Dataset entries

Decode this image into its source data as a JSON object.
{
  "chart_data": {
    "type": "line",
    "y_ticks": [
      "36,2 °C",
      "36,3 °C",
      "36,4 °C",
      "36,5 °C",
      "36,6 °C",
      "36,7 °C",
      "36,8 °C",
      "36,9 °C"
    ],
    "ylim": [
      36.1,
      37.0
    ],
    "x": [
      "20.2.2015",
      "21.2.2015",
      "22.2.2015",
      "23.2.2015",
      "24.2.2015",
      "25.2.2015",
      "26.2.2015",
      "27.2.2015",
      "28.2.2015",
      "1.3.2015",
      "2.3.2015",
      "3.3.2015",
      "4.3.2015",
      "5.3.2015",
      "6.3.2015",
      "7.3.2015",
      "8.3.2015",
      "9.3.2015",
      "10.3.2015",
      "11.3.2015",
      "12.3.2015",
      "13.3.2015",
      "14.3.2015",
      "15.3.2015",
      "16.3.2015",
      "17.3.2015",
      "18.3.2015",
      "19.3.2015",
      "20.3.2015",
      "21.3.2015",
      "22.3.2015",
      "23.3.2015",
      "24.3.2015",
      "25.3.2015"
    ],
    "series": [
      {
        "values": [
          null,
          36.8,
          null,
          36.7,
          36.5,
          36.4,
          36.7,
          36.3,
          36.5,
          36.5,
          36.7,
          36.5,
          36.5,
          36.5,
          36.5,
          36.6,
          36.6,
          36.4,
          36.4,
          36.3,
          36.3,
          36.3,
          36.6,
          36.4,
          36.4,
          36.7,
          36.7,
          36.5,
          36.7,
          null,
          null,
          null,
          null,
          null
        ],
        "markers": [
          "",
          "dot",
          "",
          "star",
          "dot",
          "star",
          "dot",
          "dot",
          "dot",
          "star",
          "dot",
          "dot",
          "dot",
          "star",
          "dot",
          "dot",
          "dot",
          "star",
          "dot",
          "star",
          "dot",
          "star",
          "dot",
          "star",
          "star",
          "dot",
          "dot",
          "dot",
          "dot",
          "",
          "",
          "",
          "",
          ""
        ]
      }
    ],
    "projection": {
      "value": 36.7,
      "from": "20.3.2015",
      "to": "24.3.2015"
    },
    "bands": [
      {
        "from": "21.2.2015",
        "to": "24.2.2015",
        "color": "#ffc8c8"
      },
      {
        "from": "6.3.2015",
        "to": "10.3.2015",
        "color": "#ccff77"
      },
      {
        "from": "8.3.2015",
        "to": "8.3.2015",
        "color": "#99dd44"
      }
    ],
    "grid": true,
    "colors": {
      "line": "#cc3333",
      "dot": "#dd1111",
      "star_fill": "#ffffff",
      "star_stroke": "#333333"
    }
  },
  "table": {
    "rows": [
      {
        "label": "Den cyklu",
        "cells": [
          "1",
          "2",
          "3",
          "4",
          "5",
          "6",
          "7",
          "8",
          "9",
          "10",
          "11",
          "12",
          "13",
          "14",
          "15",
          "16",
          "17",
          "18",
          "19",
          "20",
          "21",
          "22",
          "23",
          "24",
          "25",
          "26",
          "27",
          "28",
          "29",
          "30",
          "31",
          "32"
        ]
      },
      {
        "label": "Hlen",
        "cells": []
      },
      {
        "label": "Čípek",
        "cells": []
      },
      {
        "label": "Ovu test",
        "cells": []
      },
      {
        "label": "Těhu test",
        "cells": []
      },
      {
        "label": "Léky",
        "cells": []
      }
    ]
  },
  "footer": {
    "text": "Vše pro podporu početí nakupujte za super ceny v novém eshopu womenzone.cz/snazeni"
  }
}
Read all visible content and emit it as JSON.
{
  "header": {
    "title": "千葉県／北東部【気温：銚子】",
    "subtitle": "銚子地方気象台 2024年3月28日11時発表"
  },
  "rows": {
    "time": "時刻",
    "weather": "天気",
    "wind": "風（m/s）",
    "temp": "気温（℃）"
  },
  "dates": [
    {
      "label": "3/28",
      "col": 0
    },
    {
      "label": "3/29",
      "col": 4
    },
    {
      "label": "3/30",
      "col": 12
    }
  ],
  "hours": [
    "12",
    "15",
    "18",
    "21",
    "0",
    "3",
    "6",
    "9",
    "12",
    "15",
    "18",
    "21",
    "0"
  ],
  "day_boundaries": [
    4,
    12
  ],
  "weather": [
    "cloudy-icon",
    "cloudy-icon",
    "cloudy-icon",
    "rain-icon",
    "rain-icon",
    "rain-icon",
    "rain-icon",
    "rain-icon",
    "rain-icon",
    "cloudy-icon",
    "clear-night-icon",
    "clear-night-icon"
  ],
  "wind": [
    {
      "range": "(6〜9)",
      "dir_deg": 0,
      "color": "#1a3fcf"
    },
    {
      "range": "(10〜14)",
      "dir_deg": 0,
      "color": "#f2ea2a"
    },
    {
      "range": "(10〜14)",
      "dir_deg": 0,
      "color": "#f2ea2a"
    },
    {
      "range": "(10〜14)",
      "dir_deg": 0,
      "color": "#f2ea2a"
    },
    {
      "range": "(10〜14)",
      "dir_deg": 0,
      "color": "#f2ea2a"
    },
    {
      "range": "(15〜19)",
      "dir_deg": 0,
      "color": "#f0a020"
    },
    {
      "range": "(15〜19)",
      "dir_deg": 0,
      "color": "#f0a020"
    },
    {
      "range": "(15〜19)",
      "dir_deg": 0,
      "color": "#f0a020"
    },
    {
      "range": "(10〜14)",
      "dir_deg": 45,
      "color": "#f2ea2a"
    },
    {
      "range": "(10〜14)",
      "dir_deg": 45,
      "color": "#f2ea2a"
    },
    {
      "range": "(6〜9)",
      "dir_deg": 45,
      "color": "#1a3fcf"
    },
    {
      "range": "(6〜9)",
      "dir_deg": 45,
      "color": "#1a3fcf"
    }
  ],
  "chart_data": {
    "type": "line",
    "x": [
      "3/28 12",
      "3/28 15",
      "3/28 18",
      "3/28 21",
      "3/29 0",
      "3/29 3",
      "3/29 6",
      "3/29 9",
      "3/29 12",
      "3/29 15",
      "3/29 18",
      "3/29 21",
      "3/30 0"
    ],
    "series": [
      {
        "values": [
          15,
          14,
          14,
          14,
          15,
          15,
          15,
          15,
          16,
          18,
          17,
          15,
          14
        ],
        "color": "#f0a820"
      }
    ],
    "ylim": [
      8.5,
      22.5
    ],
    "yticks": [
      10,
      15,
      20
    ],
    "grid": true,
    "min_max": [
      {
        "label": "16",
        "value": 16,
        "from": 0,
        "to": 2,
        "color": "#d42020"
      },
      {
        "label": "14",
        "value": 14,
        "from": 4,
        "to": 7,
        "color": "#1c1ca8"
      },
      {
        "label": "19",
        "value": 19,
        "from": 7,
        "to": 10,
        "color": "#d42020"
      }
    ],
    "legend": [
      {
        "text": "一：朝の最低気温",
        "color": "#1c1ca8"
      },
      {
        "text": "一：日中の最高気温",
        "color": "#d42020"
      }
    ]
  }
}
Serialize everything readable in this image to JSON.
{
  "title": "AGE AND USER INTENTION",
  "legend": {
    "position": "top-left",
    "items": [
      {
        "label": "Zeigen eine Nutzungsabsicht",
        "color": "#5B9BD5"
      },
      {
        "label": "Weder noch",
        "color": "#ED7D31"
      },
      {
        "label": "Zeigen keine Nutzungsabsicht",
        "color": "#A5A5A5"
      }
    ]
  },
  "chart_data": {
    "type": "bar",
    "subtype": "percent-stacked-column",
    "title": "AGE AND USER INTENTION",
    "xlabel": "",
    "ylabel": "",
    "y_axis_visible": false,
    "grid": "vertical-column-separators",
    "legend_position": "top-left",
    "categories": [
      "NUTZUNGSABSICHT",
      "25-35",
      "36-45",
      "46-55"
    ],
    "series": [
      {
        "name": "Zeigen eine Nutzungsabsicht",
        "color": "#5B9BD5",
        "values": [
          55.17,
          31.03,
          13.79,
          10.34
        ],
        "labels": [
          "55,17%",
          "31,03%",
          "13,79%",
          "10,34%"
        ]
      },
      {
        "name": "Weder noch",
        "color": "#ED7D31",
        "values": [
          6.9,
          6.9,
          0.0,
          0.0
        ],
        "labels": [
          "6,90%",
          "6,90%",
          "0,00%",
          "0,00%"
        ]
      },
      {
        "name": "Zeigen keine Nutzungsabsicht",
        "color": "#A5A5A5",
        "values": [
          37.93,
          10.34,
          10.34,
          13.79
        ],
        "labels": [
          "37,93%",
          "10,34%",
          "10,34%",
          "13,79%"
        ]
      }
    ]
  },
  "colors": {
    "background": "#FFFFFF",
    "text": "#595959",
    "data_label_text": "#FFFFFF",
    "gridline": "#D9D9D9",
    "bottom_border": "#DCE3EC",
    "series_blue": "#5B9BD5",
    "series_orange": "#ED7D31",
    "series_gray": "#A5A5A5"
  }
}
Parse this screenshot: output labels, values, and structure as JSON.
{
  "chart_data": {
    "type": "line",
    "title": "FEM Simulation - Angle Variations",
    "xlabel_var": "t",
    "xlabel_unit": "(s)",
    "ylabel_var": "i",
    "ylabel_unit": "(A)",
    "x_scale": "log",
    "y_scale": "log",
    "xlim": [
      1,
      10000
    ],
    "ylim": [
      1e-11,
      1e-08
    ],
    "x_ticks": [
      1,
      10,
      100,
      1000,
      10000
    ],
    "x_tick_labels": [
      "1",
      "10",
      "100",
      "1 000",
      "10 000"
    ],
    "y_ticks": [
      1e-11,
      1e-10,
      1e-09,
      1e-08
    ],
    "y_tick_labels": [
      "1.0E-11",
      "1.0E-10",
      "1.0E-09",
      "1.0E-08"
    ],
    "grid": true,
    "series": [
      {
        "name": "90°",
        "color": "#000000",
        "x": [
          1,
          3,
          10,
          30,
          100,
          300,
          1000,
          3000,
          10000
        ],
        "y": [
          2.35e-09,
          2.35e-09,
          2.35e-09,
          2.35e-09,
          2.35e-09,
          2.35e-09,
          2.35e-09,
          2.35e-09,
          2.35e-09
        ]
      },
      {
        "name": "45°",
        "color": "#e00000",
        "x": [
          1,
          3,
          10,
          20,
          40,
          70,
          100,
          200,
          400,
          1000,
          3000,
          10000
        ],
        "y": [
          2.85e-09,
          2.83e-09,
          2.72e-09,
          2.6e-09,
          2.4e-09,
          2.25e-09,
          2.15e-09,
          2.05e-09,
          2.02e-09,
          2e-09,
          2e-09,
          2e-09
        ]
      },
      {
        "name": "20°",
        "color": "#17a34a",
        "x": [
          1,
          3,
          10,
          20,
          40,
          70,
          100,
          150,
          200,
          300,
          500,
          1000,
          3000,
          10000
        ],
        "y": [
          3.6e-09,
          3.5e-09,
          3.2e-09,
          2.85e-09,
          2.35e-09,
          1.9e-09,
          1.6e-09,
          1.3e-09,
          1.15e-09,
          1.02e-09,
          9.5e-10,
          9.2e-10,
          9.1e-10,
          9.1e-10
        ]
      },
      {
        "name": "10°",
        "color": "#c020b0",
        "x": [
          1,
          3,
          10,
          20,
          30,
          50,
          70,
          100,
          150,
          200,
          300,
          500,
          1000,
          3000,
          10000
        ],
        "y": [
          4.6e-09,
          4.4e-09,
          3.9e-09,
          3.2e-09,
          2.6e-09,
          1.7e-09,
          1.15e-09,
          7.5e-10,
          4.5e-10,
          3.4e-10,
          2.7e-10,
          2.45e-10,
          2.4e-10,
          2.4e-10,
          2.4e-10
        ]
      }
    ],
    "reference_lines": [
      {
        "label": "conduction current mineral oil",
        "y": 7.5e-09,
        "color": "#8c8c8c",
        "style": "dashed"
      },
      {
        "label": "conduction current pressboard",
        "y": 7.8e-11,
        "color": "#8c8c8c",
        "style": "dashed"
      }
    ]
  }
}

> Task goal
Select the lines in this material that hold the word "from", leaving none out.

> Exercise result
      "from": "20.3.2015",
        "from": "21.2.2015",
        "from": "6.3.2015",
        "from": "8.3.2015",
        "from": 0,
        "from": 4,
        "from": 7,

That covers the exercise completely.